# START OF RAW DATA

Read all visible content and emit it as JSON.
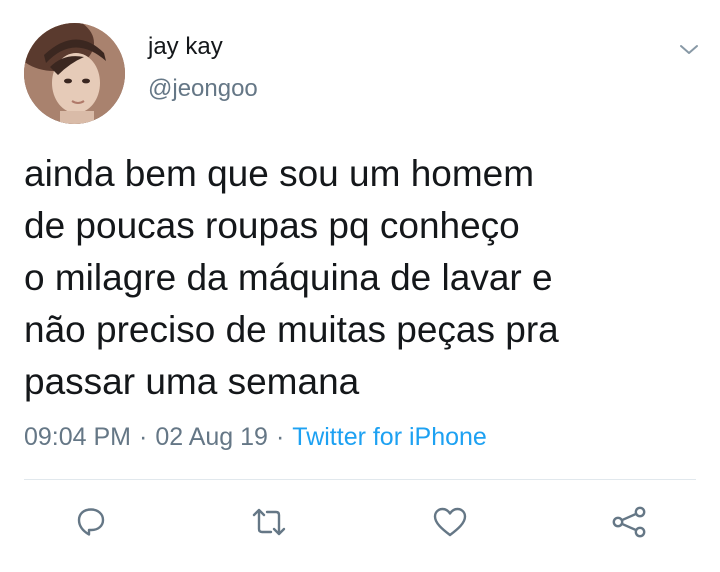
{
  "author": {
    "display_name": "jay kay",
    "handle": "@jeongoo"
  },
  "tweet": {
    "lines": [
      "ainda bem que sou um homem",
      "de poucas roupas pq conheço",
      "o milagre da máquina de lavar e",
      "não preciso de muitas peças pra",
      "passar uma semana"
    ],
    "time": "09:04 PM",
    "date": "02 Aug 19",
    "separator": "·",
    "source": "Twitter for iPhone"
  },
  "actions": {
    "reply_icon": "reply-icon",
    "retweet_icon": "retweet-icon",
    "like_icon": "heart-icon",
    "share_icon": "share-icon"
  },
  "colors": {
    "text": "#14171a",
    "secondary": "#657786",
    "link": "#1da1f2",
    "divider": "#e1e8ed"
  }
}
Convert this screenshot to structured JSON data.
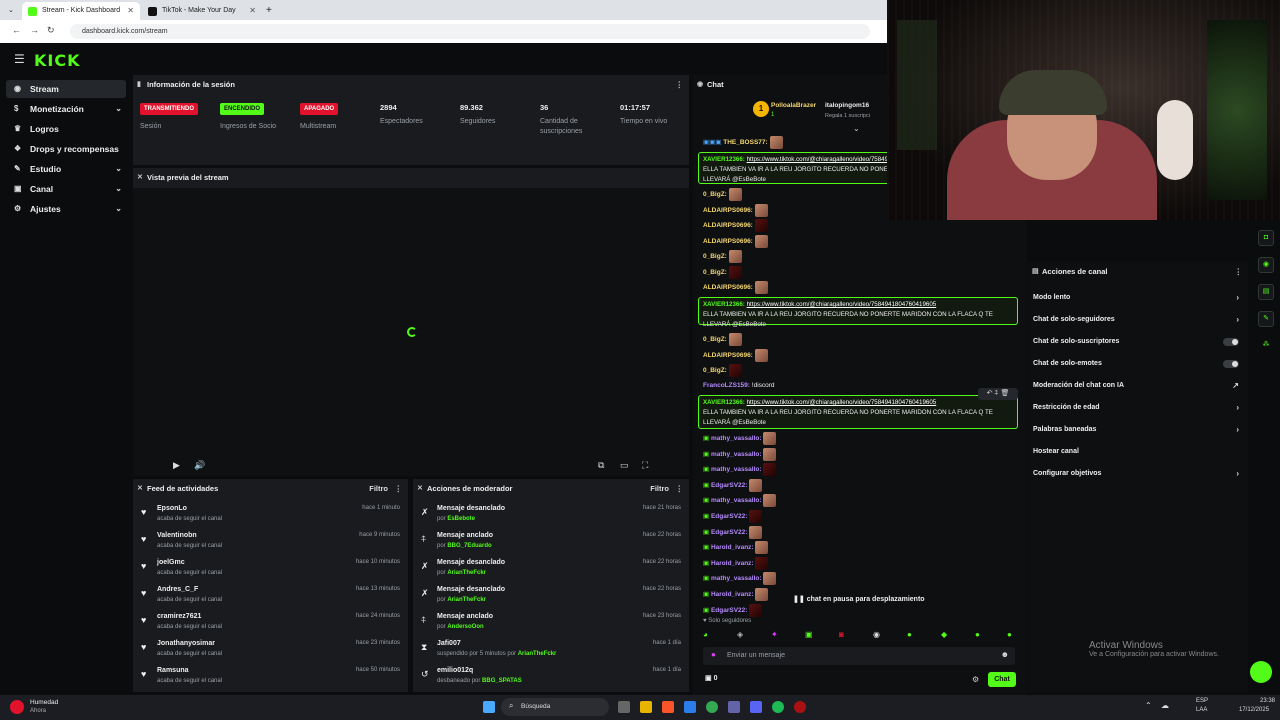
{
  "browser": {
    "tabs": [
      {
        "title": "Stream - Kick Dashboard",
        "active": true
      },
      {
        "title": "TikTok - Make Your Day",
        "active": false
      }
    ],
    "url": "dashboard.kick.com/stream"
  },
  "app": {
    "logo": "KICK",
    "sidebar": [
      {
        "label": "Stream",
        "icon": "broadcast-icon",
        "active": true,
        "chevron": false
      },
      {
        "label": "Monetización",
        "icon": "dollar-icon",
        "chevron": true
      },
      {
        "label": "Logros",
        "icon": "trophy-icon",
        "chevron": false
      },
      {
        "label": "Drops y recompensas",
        "icon": "gift-icon",
        "chevron": false
      },
      {
        "label": "Estudio",
        "icon": "brush-icon",
        "chevron": true
      },
      {
        "label": "Canal",
        "icon": "folder-icon",
        "chevron": true
      },
      {
        "label": "Ajustes",
        "icon": "gear-icon",
        "chevron": true
      }
    ]
  },
  "session": {
    "title": "Información de la sesión",
    "stats": [
      {
        "badge": "TRANSMITIENDO",
        "badge_color": "#e3122c",
        "label": "Sesión"
      },
      {
        "badge": "ENCENDIDO",
        "badge_color": "#53fc18",
        "label": "Ingresos de Socio"
      },
      {
        "badge": "APAGADO",
        "badge_color": "#e3122c",
        "label": "Multistream"
      },
      {
        "value": "2894",
        "label": "Espectadores"
      },
      {
        "value": "89.362",
        "label": "Seguidores"
      },
      {
        "value": "36",
        "label": "Cantidad de suscripciones"
      },
      {
        "value": "01:17:57",
        "label": "Tiempo en vivo"
      }
    ]
  },
  "preview": {
    "title": "Vista previa del stream"
  },
  "activity": {
    "title": "Feed de actividades",
    "filter": "Filtro",
    "rows": [
      {
        "name": "EpsonLo",
        "sub": "acaba de seguir el canal",
        "time": "hace 1 minuto"
      },
      {
        "name": "Valentinobn",
        "sub": "acaba de seguir el canal",
        "time": "hace 9 minutos"
      },
      {
        "name": "joelGmc",
        "sub": "acaba de seguir el canal",
        "time": "hace 10 minutos"
      },
      {
        "name": "Andres_C_F",
        "sub": "acaba de seguir el canal",
        "time": "hace 13 minutos"
      },
      {
        "name": "cramirez7621",
        "sub": "acaba de seguir el canal",
        "time": "hace 24 minutos"
      },
      {
        "name": "Jonathanyosimar",
        "sub": "acaba de seguir el canal",
        "time": "hace 23 minutos"
      },
      {
        "name": "Ramsuna",
        "sub": "acaba de seguir el canal",
        "time": "hace 50 minutos"
      }
    ]
  },
  "modactions": {
    "title": "Acciones de moderador",
    "filter": "Filtro",
    "rows": [
      {
        "name": "Mensaje desanclado",
        "pre": "por ",
        "by": "EsBebote",
        "time": "hace 21 horas",
        "icon": "unpin-icon"
      },
      {
        "name": "Mensaje anclado",
        "pre": "por ",
        "by": "BBG_7Eduardo",
        "time": "hace 22 horas",
        "icon": "pin-icon"
      },
      {
        "name": "Mensaje desanclado",
        "pre": "por ",
        "by": "ArianTheFckr",
        "time": "hace 22 horas",
        "icon": "unpin-icon"
      },
      {
        "name": "Mensaje desanclado",
        "pre": "por ",
        "by": "ArianTheFckr",
        "time": "hace 22 horas",
        "icon": "unpin-icon"
      },
      {
        "name": "Mensaje anclado",
        "pre": "por ",
        "by": "AndersoOon",
        "time": "hace 23 horas",
        "icon": "pin-icon"
      },
      {
        "name": "Jafi007",
        "pre": "suspendido por 5 minutos por ",
        "by": "ArianTheFckr",
        "time": "hace 1 día",
        "icon": "hourglass-icon"
      },
      {
        "name": "emilio012q",
        "pre": "desbaneado por ",
        "by": "BBG_SPATAS",
        "time": "hace 1 día",
        "icon": "undo-icon"
      }
    ]
  },
  "chat": {
    "title": "Chat",
    "gifter": "PolloalaBrazer",
    "gifter_count": "1",
    "gift_user": "italopingom16",
    "gift_sub": "Regala 1 suscripci",
    "top_user": "THE_BOSS77:",
    "pinned_user": "XAVIER12366:",
    "pinned_link": "https://www.tiktok.com/@chiaragalleno/video/7584941804760419605",
    "pinned_text": "ELLA TAMBIEN VA IR A LA REU JORGITO RECUERDA NO PONERTE MARIDON CON LA FLACA Q TE LLEVARÁ @EsBeBote",
    "messages": [
      {
        "user": "0_BigZ:",
        "color": "#f5d76e"
      },
      {
        "user": "ALDAIRPS0696:",
        "color": "#f5d76e"
      },
      {
        "user": "ALDAIRPS0696:",
        "color": "#f5d76e"
      },
      {
        "user": "ALDAIRPS0696:",
        "color": "#f5d76e"
      },
      {
        "user": "0_BigZ:",
        "color": "#f5d76e"
      },
      {
        "user": "0_BigZ:",
        "color": "#f5d76e"
      },
      {
        "user": "ALDAIRPS0696:",
        "color": "#f5d76e"
      }
    ],
    "messages2": [
      {
        "user": "0_BigZ:",
        "color": "#f5d76e"
      },
      {
        "user": "ALDAIRPS0696:",
        "color": "#f5d76e"
      },
      {
        "user": "0_BigZ:",
        "color": "#f5d76e"
      },
      {
        "user": "FrancoLZS159:",
        "color": "#b68cff",
        "text": " !discord"
      }
    ],
    "messages3": [
      {
        "user": "mathy_vassallo:",
        "color": "#b68cff"
      },
      {
        "user": "mathy_vassallo:",
        "color": "#b68cff"
      },
      {
        "user": "mathy_vassallo:",
        "color": "#b68cff"
      },
      {
        "user": "EdgarSV22:",
        "color": "#b68cff"
      },
      {
        "user": "mathy_vassallo:",
        "color": "#b68cff"
      },
      {
        "user": "EdgarSV22:",
        "color": "#b68cff"
      },
      {
        "user": "EdgarSV22:",
        "color": "#b68cff"
      },
      {
        "user": "Harold_ivanz:",
        "color": "#b68cff"
      },
      {
        "user": "Harold_ivanz:",
        "color": "#b68cff"
      },
      {
        "user": "mathy_vassallo:",
        "color": "#b68cff"
      },
      {
        "user": "Harold_ivanz:",
        "color": "#b68cff"
      },
      {
        "user": "EdgarSV22:",
        "color": "#b68cff"
      }
    ],
    "paused": "chat en pausa para desplazamiento",
    "mode": "Solo seguidores",
    "input_placeholder": "Enviar un mensaje",
    "viewers_small": "0",
    "send_label": "Chat"
  },
  "canal": {
    "title": "Acciones de canal",
    "rows": [
      {
        "label": "Modo lento",
        "control": "chevron"
      },
      {
        "label": "Chat de solo-seguidores",
        "control": "chevron"
      },
      {
        "label": "Chat de solo-suscriptores",
        "control": "toggle"
      },
      {
        "label": "Chat de solo-emotes",
        "control": "toggle"
      },
      {
        "label": "Moderación del chat con IA",
        "control": "external"
      },
      {
        "label": "Restricción de edad",
        "control": "chevron"
      },
      {
        "label": "Palabras baneadas",
        "control": "chevron"
      },
      {
        "label": "Hostear canal",
        "control": "none"
      },
      {
        "label": "Configurar objetivos",
        "control": "chevron"
      }
    ]
  },
  "watermark": {
    "line1": "Activar Windows",
    "line2": "Ve a Configuración para activar Windows."
  },
  "taskbar": {
    "weather": "Humedad",
    "weather_sub": "Ahora",
    "search": "Búsqueda",
    "lang": "ESP",
    "lang2": "LAA",
    "time": "23:38",
    "date": "17/12/2025"
  }
}
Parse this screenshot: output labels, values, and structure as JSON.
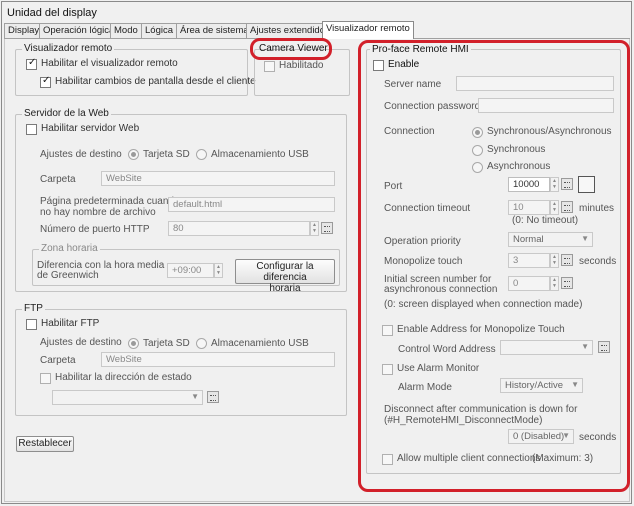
{
  "window": {
    "title": "Unidad del display"
  },
  "tabs": [
    "Display",
    "Operación lógica",
    "Modo",
    "Lógica",
    "Área de sistema",
    "Ajustes extendidos",
    "Visualizador remoto"
  ],
  "visualizador_remoto": {
    "group_title": "Visualizador remoto",
    "enable_label": "Habilitar el visualizador remoto",
    "allow_changes_label": "Habilitar cambios de pantalla desde el cliente"
  },
  "camera_viewer": {
    "group_title": "Camera Viewer",
    "enable_label": "Habilitado"
  },
  "web_server": {
    "group_title": "Servidor de la Web",
    "enable_label": "Habilitar servidor Web",
    "dest_label": "Ajustes de destino",
    "opt_sd": "Tarjeta SD",
    "opt_usb": "Almacenamiento USB",
    "folder_label": "Carpeta",
    "folder_value": "WebSite",
    "default_page_label_1": "Página predeterminada cuando",
    "default_page_label_2": "no hay nombre de archivo",
    "default_page_value": "default.html",
    "port_label": "Número de puerto HTTP",
    "port_value": "80",
    "tz_title": "Zona horaria",
    "tz_label_1": "Diferencia con la hora media",
    "tz_label_2": "de Greenwich",
    "tz_value": "+09:00",
    "tz_button_1": "Configurar la diferencia",
    "tz_button_2": "horaria"
  },
  "ftp": {
    "group_title": "FTP",
    "enable_label": "Habilitar FTP",
    "dest_label": "Ajustes de destino",
    "opt_sd": "Tarjeta SD",
    "opt_usb": "Almacenamiento USB",
    "folder_label": "Carpeta",
    "folder_value": "WebSite",
    "status_label": "Habilitar la dirección de estado"
  },
  "reset_button": "Restablecer",
  "hmi": {
    "group_title": "Pro-face Remote HMI",
    "enable_label": "Enable",
    "server_name_label": "Server name",
    "password_label": "Connection password",
    "connection_label": "Connection",
    "conn_opt_1": "Synchronous/Asynchronous",
    "conn_opt_2": "Synchronous",
    "conn_opt_3": "Asynchronous",
    "port_label": "Port",
    "port_value": "10000",
    "timeout_label": "Connection timeout",
    "timeout_value": "10",
    "timeout_unit": "minutes",
    "timeout_note": "(0: No timeout)",
    "priority_label": "Operation priority",
    "priority_value": "Normal",
    "monopolize_label": "Monopolize touch",
    "monopolize_value": "3",
    "monopolize_unit": "seconds",
    "initial_screen_label_1": "Initial screen number for",
    "initial_screen_label_2": "asynchronous connection",
    "initial_screen_value": "0",
    "initial_screen_note": "(0: screen displayed when connection made)",
    "enable_address_label": "Enable Address for Monopolize Touch",
    "control_word_label": "Control Word Address",
    "alarm_monitor_label": "Use Alarm Monitor",
    "alarm_mode_label": "Alarm Mode",
    "alarm_mode_value": "History/Active",
    "disconnect_label_1": "Disconnect after communication is down for",
    "disconnect_label_2": "(#H_RemoteHMI_DisconnectMode)",
    "disconnect_value": "0 (Disabled)",
    "disconnect_unit": "seconds",
    "multi_clients_label": "Allow multiple client connections",
    "multi_clients_note": "(Maximum: 3)"
  },
  "colors": {
    "highlight": "#d2202a"
  }
}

# END OF RAW DATA

Going through the lines above one by one, tally those with the word "this" and give only the total.

2